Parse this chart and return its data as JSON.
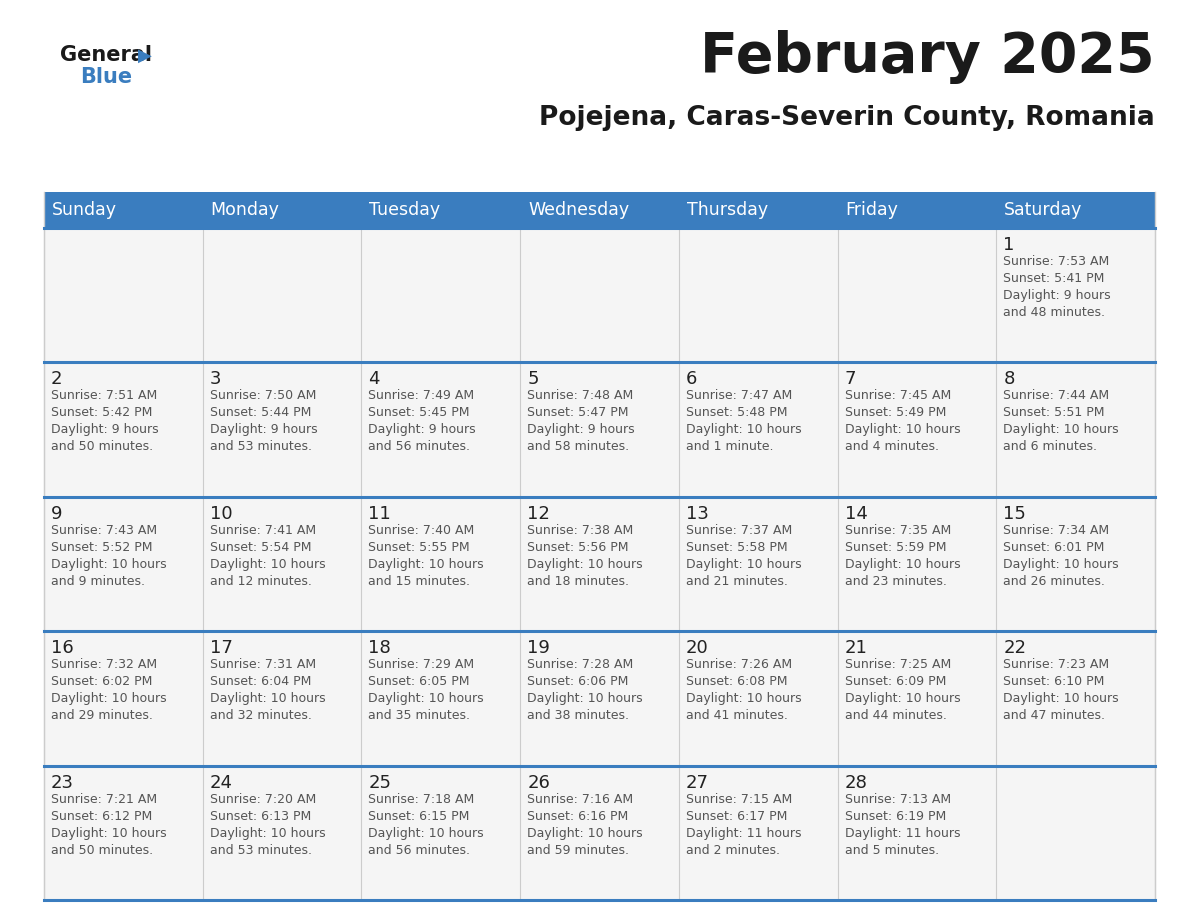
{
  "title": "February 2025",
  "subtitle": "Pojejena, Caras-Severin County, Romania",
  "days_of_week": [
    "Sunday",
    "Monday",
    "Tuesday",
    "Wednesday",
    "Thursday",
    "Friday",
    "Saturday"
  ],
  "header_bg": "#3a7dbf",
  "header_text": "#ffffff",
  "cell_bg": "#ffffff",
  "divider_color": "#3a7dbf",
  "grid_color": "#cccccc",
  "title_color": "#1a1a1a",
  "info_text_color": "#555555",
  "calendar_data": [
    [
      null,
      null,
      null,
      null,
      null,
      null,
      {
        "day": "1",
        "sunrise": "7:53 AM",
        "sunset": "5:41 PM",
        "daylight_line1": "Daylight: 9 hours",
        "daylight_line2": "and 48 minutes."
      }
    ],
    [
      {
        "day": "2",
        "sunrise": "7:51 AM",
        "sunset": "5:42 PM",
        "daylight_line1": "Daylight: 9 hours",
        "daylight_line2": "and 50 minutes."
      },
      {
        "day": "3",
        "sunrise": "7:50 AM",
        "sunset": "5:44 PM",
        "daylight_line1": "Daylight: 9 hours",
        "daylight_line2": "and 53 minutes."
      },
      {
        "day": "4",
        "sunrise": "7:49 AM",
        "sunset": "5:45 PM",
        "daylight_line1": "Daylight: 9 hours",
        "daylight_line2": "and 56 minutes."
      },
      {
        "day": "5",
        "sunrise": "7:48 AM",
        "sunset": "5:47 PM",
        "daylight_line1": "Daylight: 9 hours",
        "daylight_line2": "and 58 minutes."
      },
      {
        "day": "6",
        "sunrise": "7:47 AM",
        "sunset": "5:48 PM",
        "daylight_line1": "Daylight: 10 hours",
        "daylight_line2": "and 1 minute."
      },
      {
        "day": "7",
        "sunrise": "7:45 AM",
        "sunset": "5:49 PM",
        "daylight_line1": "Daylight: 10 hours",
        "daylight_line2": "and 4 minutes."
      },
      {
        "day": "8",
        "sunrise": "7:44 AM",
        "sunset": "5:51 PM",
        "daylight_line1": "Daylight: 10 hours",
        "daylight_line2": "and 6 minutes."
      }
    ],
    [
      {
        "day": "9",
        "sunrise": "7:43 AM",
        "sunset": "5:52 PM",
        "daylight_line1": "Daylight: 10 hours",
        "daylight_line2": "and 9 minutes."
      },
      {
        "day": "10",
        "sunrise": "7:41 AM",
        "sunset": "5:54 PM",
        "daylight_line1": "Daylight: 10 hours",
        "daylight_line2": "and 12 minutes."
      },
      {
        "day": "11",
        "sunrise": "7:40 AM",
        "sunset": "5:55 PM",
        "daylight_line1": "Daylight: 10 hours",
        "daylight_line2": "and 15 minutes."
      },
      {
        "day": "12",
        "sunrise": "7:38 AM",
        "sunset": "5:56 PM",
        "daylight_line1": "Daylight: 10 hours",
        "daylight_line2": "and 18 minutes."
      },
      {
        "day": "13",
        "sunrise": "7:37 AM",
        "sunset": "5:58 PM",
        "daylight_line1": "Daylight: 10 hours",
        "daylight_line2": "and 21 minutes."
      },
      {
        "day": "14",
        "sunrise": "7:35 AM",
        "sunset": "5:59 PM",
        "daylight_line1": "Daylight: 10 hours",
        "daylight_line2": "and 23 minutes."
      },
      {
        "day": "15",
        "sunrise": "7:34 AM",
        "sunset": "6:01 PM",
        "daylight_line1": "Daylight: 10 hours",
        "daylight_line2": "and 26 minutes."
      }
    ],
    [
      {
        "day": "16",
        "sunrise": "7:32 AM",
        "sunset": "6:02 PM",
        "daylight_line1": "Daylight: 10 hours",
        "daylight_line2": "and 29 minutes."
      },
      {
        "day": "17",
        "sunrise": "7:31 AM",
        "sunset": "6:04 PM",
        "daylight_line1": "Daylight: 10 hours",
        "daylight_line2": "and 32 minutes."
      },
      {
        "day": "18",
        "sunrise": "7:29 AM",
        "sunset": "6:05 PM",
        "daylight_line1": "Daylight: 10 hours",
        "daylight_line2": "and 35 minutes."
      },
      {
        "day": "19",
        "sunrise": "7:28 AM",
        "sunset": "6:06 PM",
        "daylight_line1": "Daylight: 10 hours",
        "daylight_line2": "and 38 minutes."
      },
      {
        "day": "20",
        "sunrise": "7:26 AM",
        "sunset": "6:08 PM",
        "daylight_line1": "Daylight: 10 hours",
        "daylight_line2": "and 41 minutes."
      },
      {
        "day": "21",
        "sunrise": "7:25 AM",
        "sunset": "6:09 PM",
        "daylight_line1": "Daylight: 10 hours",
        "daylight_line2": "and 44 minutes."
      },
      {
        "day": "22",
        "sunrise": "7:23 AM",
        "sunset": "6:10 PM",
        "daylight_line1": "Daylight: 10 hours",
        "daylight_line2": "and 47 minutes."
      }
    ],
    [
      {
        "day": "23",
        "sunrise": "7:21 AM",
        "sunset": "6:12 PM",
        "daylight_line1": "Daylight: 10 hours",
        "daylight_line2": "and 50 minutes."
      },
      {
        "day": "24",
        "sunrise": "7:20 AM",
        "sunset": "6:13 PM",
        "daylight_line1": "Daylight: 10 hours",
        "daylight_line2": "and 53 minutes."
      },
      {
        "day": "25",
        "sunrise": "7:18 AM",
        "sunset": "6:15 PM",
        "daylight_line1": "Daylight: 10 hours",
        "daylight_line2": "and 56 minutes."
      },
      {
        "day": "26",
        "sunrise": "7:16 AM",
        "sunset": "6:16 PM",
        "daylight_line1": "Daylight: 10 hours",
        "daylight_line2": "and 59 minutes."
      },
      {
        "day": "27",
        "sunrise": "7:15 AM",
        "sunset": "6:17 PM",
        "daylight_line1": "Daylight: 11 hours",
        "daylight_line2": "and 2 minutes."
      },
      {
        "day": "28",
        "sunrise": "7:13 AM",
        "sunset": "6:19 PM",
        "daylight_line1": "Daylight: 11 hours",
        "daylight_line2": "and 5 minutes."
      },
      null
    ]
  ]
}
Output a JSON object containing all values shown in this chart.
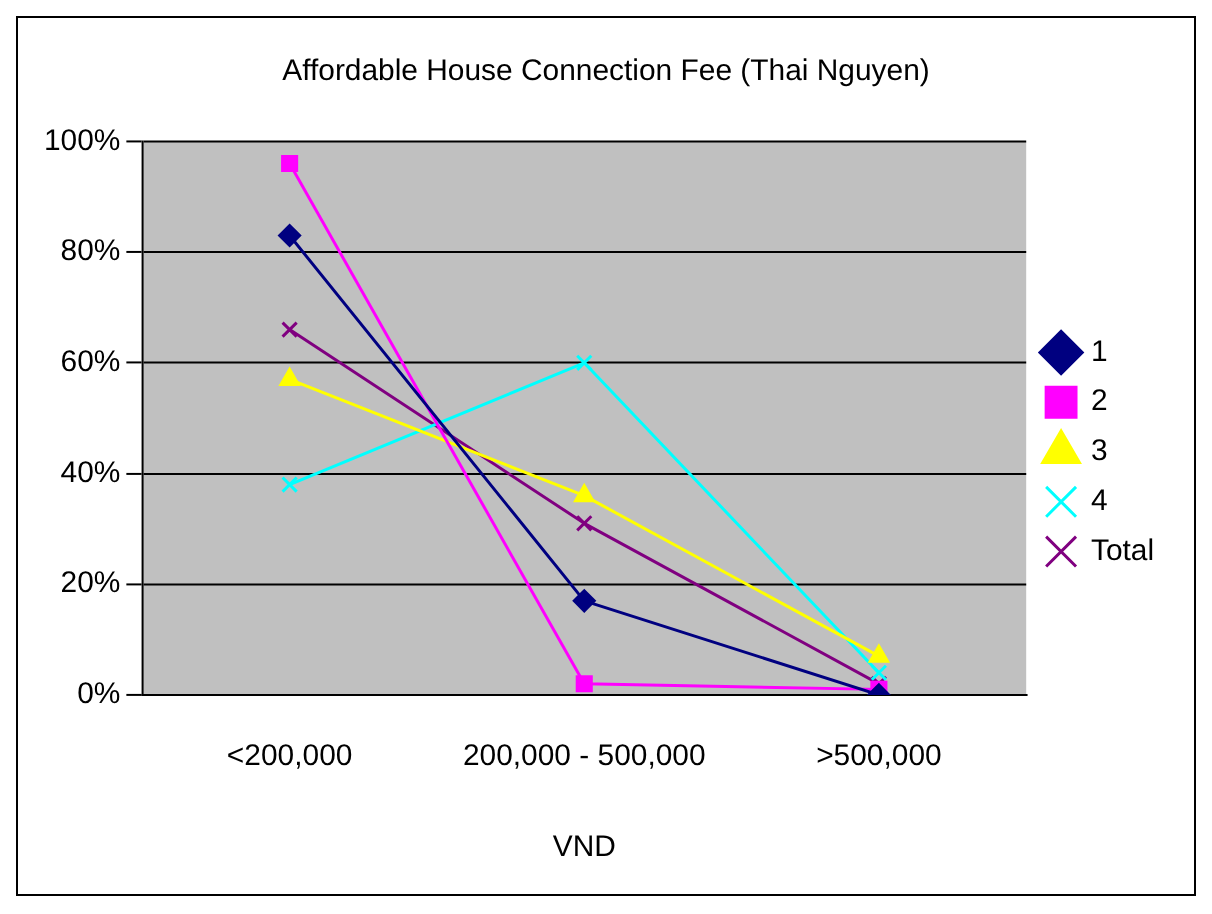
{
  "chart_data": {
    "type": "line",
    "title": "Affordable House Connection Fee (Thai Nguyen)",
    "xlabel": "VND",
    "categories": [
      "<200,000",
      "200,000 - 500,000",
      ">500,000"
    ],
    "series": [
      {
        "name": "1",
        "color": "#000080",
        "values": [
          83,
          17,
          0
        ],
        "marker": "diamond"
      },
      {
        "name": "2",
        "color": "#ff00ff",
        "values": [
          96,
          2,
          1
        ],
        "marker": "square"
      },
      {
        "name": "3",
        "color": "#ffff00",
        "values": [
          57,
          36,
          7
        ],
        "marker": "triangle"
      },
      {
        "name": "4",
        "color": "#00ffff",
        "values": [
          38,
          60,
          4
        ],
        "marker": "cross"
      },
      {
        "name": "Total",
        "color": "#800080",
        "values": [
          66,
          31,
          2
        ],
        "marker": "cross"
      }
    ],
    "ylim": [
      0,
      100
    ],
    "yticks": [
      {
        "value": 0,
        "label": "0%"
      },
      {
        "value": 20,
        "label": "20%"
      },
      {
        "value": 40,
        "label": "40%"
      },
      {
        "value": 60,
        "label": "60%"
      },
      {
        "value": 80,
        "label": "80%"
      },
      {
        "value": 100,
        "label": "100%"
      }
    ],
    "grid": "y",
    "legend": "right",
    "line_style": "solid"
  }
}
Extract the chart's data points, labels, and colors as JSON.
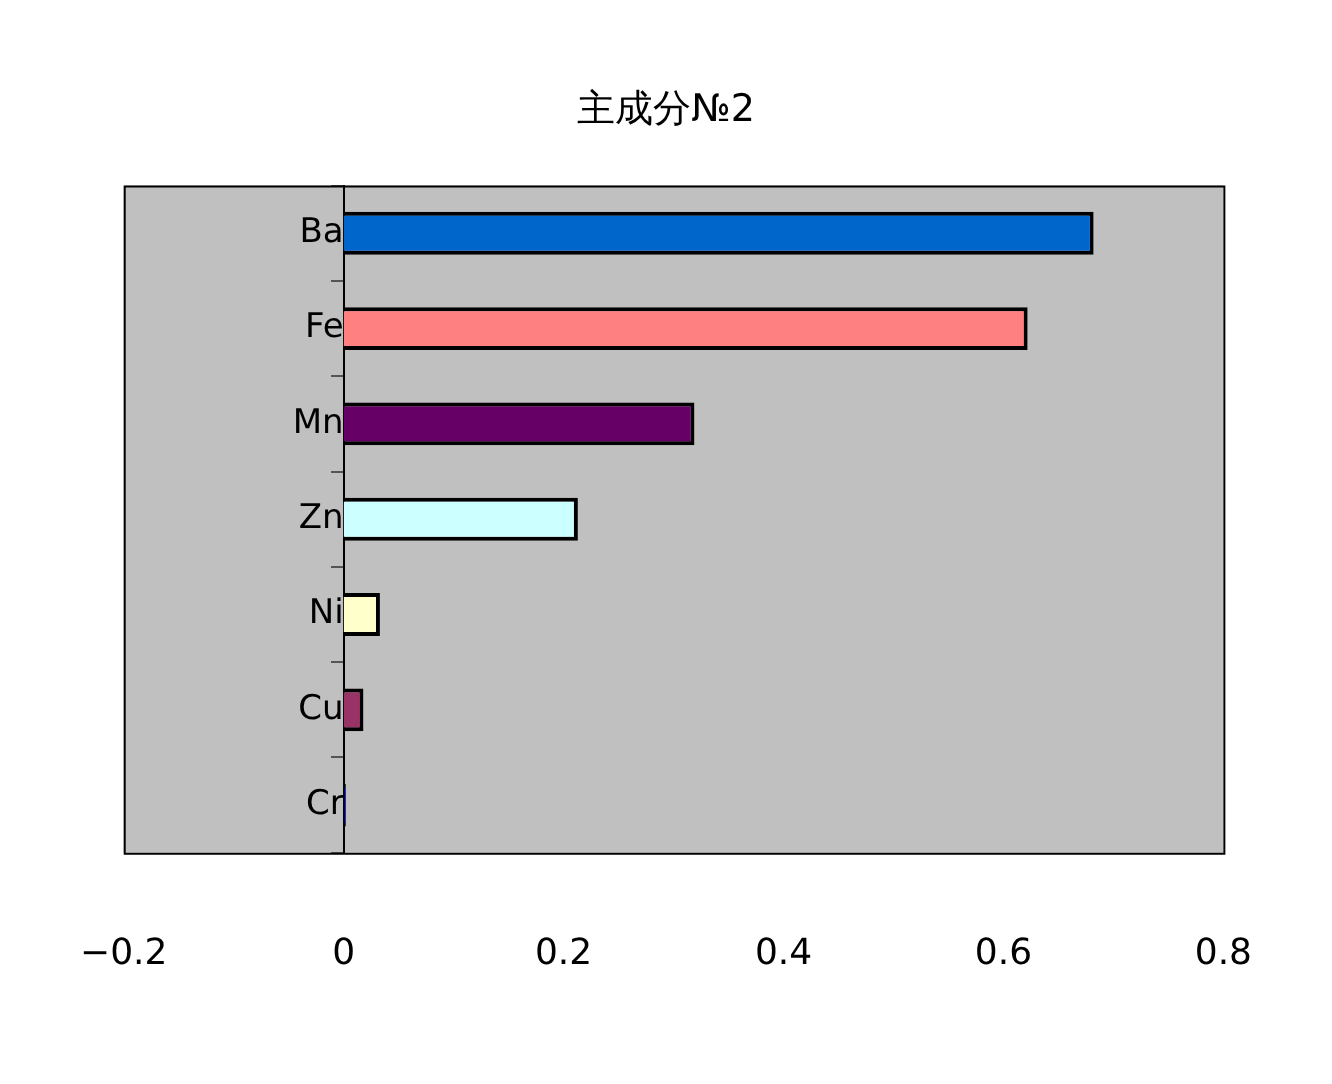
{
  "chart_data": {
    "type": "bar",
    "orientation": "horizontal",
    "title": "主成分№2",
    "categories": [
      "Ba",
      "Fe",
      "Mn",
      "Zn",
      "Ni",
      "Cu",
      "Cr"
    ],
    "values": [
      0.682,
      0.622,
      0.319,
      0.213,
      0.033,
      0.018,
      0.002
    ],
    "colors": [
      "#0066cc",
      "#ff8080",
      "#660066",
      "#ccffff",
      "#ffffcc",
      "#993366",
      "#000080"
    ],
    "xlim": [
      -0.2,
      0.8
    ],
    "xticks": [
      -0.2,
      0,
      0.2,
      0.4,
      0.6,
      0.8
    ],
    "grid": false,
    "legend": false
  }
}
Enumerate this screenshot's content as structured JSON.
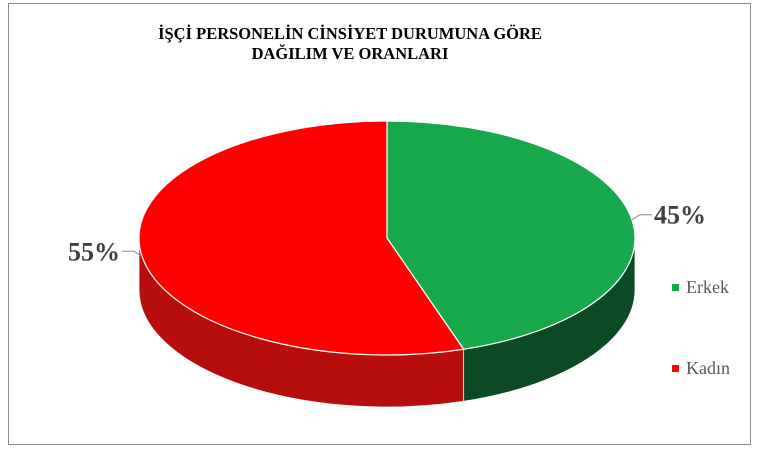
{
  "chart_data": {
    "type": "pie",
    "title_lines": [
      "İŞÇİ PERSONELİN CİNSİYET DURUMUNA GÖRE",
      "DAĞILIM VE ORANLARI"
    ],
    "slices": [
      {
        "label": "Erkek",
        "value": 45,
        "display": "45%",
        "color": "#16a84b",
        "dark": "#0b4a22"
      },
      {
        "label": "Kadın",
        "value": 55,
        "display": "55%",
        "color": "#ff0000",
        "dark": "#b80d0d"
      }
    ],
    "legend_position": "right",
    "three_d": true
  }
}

****************

→ Goal
List every line above containing the word "colors".

→ Exercise output
Extract the chart's data points, labels, and colors as JSON.
    "colors": [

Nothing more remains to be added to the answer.